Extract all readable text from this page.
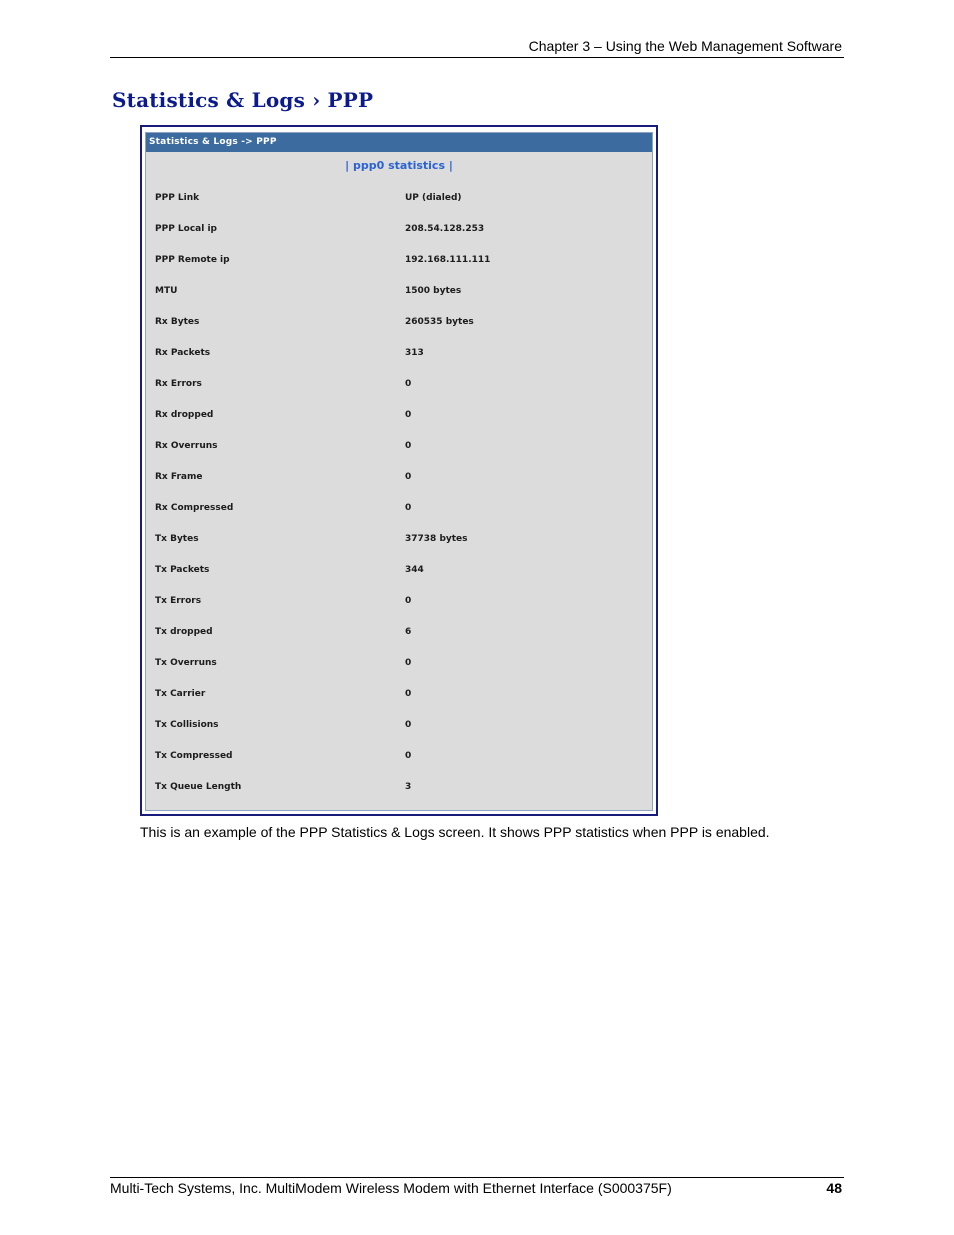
Chapter 3 – Using the Web Management Software
Statistics & Logs › PPP
Statistics & Logs -> PPP
| ppp0 statistics |
PPP Link	UP (dialed)
PPP Local ip	208.54.128.253
PPP Remote ip	192.168.111.111
MTU	1500 bytes
Rx Bytes	260535 bytes
Rx Packets	313
Rx Errors	0
Rx dropped	0
Rx Overruns	0
Rx Frame	0
Rx Compressed	0
Tx Bytes	37738 bytes
Tx Packets	344
Tx Errors	0
Tx dropped	6
Tx Overruns	0
Tx Carrier	0
Tx Collisions	0
Tx Compressed	0
Tx Queue Length	3

This is an example of the PPP Statistics & Logs screen. It shows PPP statistics when PPP is enabled.

Multi-Tech Systems, Inc. MultiModem Wireless Modem with Ethernet Interface (S000375F)	48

#### AIM
Show the lines of the records that contain the word "Logs".

#### THE ANSWER
Statistics & Logs › PPP
Statistics & Logs -> PPP
This is an example of the PPP Statistics & Logs screen. It shows PPP statistics when PPP is enabled.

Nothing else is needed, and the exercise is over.